[Dataset records]
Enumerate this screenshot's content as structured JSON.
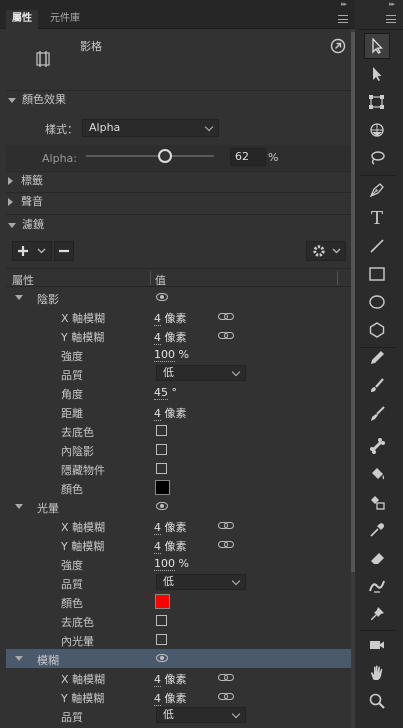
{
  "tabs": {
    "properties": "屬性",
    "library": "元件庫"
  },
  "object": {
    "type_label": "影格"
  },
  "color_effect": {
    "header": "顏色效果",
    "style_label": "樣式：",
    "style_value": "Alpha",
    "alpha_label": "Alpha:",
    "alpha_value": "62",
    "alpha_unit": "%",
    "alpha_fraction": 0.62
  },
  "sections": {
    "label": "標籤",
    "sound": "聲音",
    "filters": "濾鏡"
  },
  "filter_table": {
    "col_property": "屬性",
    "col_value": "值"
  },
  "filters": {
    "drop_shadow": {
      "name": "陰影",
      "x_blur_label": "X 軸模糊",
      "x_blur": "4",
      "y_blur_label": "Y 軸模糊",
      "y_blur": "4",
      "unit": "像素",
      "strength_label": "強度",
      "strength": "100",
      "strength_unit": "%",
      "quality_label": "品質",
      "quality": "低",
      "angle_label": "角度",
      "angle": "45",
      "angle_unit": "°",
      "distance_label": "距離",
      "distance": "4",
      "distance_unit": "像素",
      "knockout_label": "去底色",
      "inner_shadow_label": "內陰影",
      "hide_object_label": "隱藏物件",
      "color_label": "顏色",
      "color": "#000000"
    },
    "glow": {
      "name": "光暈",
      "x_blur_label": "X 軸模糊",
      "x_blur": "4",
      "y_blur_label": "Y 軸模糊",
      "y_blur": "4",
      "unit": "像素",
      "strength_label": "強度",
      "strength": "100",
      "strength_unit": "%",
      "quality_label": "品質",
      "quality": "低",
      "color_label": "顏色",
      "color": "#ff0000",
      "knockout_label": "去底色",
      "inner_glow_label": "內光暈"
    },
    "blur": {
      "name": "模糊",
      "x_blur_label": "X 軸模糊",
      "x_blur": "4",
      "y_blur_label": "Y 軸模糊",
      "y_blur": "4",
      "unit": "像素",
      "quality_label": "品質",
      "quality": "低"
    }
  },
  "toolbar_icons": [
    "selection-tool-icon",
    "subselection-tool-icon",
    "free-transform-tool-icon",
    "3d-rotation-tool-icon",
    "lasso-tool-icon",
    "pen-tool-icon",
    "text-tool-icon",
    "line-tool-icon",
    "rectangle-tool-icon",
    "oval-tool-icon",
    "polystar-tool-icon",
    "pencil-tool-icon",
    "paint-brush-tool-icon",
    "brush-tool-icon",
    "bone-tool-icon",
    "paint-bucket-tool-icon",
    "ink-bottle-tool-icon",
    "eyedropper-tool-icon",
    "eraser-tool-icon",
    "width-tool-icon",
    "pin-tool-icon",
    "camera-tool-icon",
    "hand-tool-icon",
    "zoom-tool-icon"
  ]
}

— GIVEN PROBLEM —
Exclude the pictures and repeat every other part of the records word for word.

— WORKED SOLUTION —
Enumerate this screenshot's content as structured JSON.
{
  "tabs": {
    "properties": "屬性",
    "library": "元件庫"
  },
  "object": {
    "type_label": "影格"
  },
  "color_effect": {
    "header": "顏色效果",
    "style_label": "樣式：",
    "style_value": "Alpha",
    "alpha_label": "Alpha:",
    "alpha_value": "62",
    "alpha_unit": "%",
    "alpha_fraction": 0.62
  },
  "sections": {
    "label": "標籤",
    "sound": "聲音",
    "filters": "濾鏡"
  },
  "filter_table": {
    "col_property": "屬性",
    "col_value": "值"
  },
  "filters": {
    "drop_shadow": {
      "name": "陰影",
      "x_blur_label": "X 軸模糊",
      "x_blur": "4",
      "y_blur_label": "Y 軸模糊",
      "y_blur": "4",
      "unit": "像素",
      "strength_label": "強度",
      "strength": "100",
      "strength_unit": "%",
      "quality_label": "品質",
      "quality": "低",
      "angle_label": "角度",
      "angle": "45",
      "angle_unit": "°",
      "distance_label": "距離",
      "distance": "4",
      "distance_unit": "像素",
      "knockout_label": "去底色",
      "inner_shadow_label": "內陰影",
      "hide_object_label": "隱藏物件",
      "color_label": "顏色",
      "color": "#000000"
    },
    "glow": {
      "name": "光暈",
      "x_blur_label": "X 軸模糊",
      "x_blur": "4",
      "y_blur_label": "Y 軸模糊",
      "y_blur": "4",
      "unit": "像素",
      "strength_label": "強度",
      "strength": "100",
      "strength_unit": "%",
      "quality_label": "品質",
      "quality": "低",
      "color_label": "顏色",
      "color": "#ff0000",
      "knockout_label": "去底色",
      "inner_glow_label": "內光暈"
    },
    "blur": {
      "name": "模糊",
      "x_blur_label": "X 軸模糊",
      "x_blur": "4",
      "y_blur_label": "Y 軸模糊",
      "y_blur": "4",
      "unit": "像素",
      "quality_label": "品質",
      "quality": "低"
    }
  },
  "toolbar_icons": [
    "selection-tool-icon",
    "subselection-tool-icon",
    "free-transform-tool-icon",
    "3d-rotation-tool-icon",
    "lasso-tool-icon",
    "pen-tool-icon",
    "text-tool-icon",
    "line-tool-icon",
    "rectangle-tool-icon",
    "oval-tool-icon",
    "polystar-tool-icon",
    "pencil-tool-icon",
    "paint-brush-tool-icon",
    "brush-tool-icon",
    "bone-tool-icon",
    "paint-bucket-tool-icon",
    "ink-bottle-tool-icon",
    "eyedropper-tool-icon",
    "eraser-tool-icon",
    "width-tool-icon",
    "pin-tool-icon",
    "camera-tool-icon",
    "hand-tool-icon",
    "zoom-tool-icon"
  ]
}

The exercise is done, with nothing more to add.